*Written task:*
Go through the records underneath and write each one out again exactly.

*Excerpted records:*
####################
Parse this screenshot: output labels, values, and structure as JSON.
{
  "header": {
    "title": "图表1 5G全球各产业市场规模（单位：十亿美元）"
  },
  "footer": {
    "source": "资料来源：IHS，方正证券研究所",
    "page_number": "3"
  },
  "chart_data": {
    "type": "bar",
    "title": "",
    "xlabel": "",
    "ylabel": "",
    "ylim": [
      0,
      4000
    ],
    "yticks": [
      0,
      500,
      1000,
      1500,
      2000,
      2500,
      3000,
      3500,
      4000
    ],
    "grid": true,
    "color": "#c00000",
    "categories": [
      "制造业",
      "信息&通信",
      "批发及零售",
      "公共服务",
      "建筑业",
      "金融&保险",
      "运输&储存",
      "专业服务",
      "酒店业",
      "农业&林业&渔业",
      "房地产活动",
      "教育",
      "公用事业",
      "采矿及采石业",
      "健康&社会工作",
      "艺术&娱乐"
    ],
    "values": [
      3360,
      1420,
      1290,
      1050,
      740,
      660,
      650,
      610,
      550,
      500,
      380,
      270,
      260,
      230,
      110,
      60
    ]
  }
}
####################
*Reply:*
Parse this screenshot: output labels, values, and structure as JSON.
{
  "header": {
    "title": "图表1 5G全球各产业市场规模（单位：十亿美元）"
  },
  "footer": {
    "source": "资料来源：IHS，方正证券研究所",
    "page_number": "3"
  },
  "chart_data": {
    "type": "bar",
    "title": "",
    "xlabel": "",
    "ylabel": "",
    "ylim": [
      0,
      4000
    ],
    "yticks": [
      0,
      500,
      1000,
      1500,
      2000,
      2500,
      3000,
      3500,
      4000
    ],
    "grid": true,
    "color": "#c00000",
    "categories": [
      "制造业",
      "信息&通信",
      "批发及零售",
      "公共服务",
      "建筑业",
      "金融&保险",
      "运输&储存",
      "专业服务",
      "酒店业",
      "农业&林业&渔业",
      "房地产活动",
      "教育",
      "公用事业",
      "采矿及采石业",
      "健康&社会工作",
      "艺术&娱乐"
    ],
    "values": [
      3360,
      1420,
      1290,
      1050,
      740,
      660,
      650,
      610,
      550,
      500,
      380,
      270,
      260,
      230,
      110,
      60
    ]
  }
}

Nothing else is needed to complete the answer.